But it’s the reason I advocate quantitative methods, probability distributions, and looking at data across a range of distributions and estimates.
BTW – Have you read Doug Hubbard’s books? “How to Measure Anything” and the “Failure of Risk Management”?
If not, I highly recommend them for giving an interesting perspective on these issues.
These are difficult problems – no question about it – Dan Geer is on record saying that infosec is one of the most intellectually challenging activities out there.
But if we keep saying that nothing is possible, then nothing ever will be possible
Best regards,
Patrick
Re: medical data – you would not be pleased to know, I don’t think, how much junk gets past peer review – I have reviewed thousand’s of peer-reviewed clinical articles in medicine – the data presented are often very problematic, but lots of times the article is accepted for publication just because of the author’s name.
@Patrick,
Well, we certainly agree on one thing: No one has perfect data
But I think we have worse data than, for instance, medical research field.
I should’ve said “there’s very little reliable information” in my last post. At least that is my impression. I perceive the $x/rec estimates that are published as mostly guesswork. Informed guesses, maybe, but still biased. I question the methods for coming up with these numbers more than I question the various risk calculation methods we put them into afterwards.

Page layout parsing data
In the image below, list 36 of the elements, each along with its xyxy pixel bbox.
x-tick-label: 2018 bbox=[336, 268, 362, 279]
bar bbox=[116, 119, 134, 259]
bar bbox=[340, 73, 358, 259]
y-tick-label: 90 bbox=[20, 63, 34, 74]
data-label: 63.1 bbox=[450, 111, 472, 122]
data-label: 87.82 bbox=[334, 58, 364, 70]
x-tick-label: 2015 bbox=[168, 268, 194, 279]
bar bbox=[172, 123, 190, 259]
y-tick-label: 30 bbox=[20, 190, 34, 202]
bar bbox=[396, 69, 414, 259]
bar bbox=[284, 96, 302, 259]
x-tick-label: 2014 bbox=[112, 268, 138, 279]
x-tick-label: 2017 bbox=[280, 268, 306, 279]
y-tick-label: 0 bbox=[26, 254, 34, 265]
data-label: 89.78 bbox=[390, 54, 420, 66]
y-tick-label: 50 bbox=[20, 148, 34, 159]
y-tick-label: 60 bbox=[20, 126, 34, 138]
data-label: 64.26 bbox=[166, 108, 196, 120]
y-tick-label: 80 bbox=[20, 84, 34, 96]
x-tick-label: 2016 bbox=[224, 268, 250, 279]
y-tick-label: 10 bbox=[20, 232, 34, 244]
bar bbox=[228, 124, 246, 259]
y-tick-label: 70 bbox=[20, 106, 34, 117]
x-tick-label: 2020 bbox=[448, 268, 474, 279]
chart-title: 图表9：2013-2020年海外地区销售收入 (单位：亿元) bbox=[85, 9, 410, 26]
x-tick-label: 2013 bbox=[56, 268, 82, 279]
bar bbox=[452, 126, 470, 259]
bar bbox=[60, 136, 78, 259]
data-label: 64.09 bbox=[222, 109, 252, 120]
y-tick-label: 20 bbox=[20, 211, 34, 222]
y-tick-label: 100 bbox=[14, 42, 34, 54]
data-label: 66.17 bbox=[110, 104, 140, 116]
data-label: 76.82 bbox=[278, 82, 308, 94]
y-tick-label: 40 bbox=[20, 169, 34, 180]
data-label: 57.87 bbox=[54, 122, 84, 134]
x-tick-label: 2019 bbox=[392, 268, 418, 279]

● Check your understanding:
1. Answer these questions about the comment thread on security risk data:
(a) Which two books by Doug Hubbard are recommended?
(b) What is Dan Geer on record saying about infosec?
(c) In the reply addressed to Patrick, what does the writer question more than the risk calculation methods?
2. Write what follows the last sentence of the comment thread on security risk data.

● Set of answers:
1.
(a) "How to Measure Anything" and "Failure of Risk Management."
(b) That infosec is one of the most intellectually challenging activities out there.
(c) The methods for coming up with the $x/rec estimates.

2.
That “much of the medical data that is published .. leaves a lot to be desired” is no surprise, this goes just as well for a lot of scientific articles. But I am assuming that they would not be published, if the reviewers had no faith in the collection methods.
Can we trust the scientific validity of the TJX or Ponemon data?
If not, then we might see them as interesting, and they might give useful insights or pointers in the right direction.
But the minute we assume a certain accuracy, we’re in trouble.
And that false sense of accuracy occurs as soon a $ figure is on some manager’s Powerpoint slide, or we put it into a risk calculation.
We can never eliminate uncertainty, it just seems to me that the uncertainties are currently so large that our attempts to be exact fail.
@Anders –
I disagree –
There is actually quite a lot of information available – check the SEC Filings from TJX, Heartland, and others (Forms 10-Q and 10-K). The numbers they report are informative. Or check the Maine Breach report – it breaks some things out for TJX and Hannaford. Even read the Ponemon reports and try to understand the context of those data. I don’t think that the evidence supports Ponemon’s estimate of approx $200/rec – even so, there is much to be learned there.
Loss magnitude is one of the easier things to develop data for.
Threat capability, threat frequency, and the effectiveness of controls/defenses is much more difficult, but still possible to model.
I think that it depends upon what you think measurement means and is for.
I think that it’s for the purpose of reducing, not eliminating uncertainty.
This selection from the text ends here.